→ **Stated task**
Reproduce the entries exactly.

→ **Rows**
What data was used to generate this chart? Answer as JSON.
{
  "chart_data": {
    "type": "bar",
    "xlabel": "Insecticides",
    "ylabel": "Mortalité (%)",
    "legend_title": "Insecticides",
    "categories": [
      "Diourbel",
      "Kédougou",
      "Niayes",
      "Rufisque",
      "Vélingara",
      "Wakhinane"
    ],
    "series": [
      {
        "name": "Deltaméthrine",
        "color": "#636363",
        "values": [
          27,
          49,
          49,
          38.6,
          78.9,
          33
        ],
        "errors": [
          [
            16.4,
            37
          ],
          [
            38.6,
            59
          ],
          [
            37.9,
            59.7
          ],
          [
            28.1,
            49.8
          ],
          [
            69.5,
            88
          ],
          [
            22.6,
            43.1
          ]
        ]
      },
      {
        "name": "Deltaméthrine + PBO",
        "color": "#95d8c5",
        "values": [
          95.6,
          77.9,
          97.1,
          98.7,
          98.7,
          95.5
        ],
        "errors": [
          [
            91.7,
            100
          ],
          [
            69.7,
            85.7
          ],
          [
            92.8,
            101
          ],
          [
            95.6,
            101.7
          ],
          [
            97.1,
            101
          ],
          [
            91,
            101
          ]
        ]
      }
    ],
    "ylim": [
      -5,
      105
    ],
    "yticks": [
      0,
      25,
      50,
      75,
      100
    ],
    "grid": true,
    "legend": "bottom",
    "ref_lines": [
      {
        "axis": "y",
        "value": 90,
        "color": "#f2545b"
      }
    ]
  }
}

→ **Right answer**
What data was used to generate this chart? Answer as JSON.
{
  "chart_data": {
    "type": "bar",
    "xlabel": "Insecticides",
    "ylabel": "Mortalité (%)",
    "legend_title": "Insecticides",
    "categories": [
      "Diourbel",
      "Kédougou",
      "Niayes",
      "Rufisque",
      "Vélingara",
      "Wakhinane"
    ],
    "series": [
      {
        "name": "Deltaméthrine",
        "color": "#636363",
        "values": [
          27,
          49,
          49,
          38.6,
          78.9,
          33
        ],
        "errors": [
          [
            16.4,
            37
          ],
          [
            38.6,
            59
          ],
          [
            37.9,
            59.7
          ],
          [
            28.1,
            49.8
          ],
          [
            69.5,
            88
          ],
          [
            22.6,
            43.1
          ]
        ]
      },
      {
        "name": "Deltaméthrine + PBO",
        "color": "#95d8c5",
        "values": [
          95.6,
          77.9,
          97.1,
          98.7,
          98.7,
          95.5
        ],
        "errors": [
          [
            91.7,
            100
          ],
          [
            69.7,
            85.7
          ],
          [
            92.8,
            101
          ],
          [
            95.6,
            101.7
          ],
          [
            97.1,
            101
          ],
          [
            91,
            101
          ]
        ]
      }
    ],
    "ylim": [
      -5,
      105
    ],
    "yticks": [
      0,
      25,
      50,
      75,
      100
    ],
    "grid": true,
    "legend": "bottom",
    "ref_lines": [
      {
        "axis": "y",
        "value": 90,
        "color": "#f2545b"
      }
    ]
  }
}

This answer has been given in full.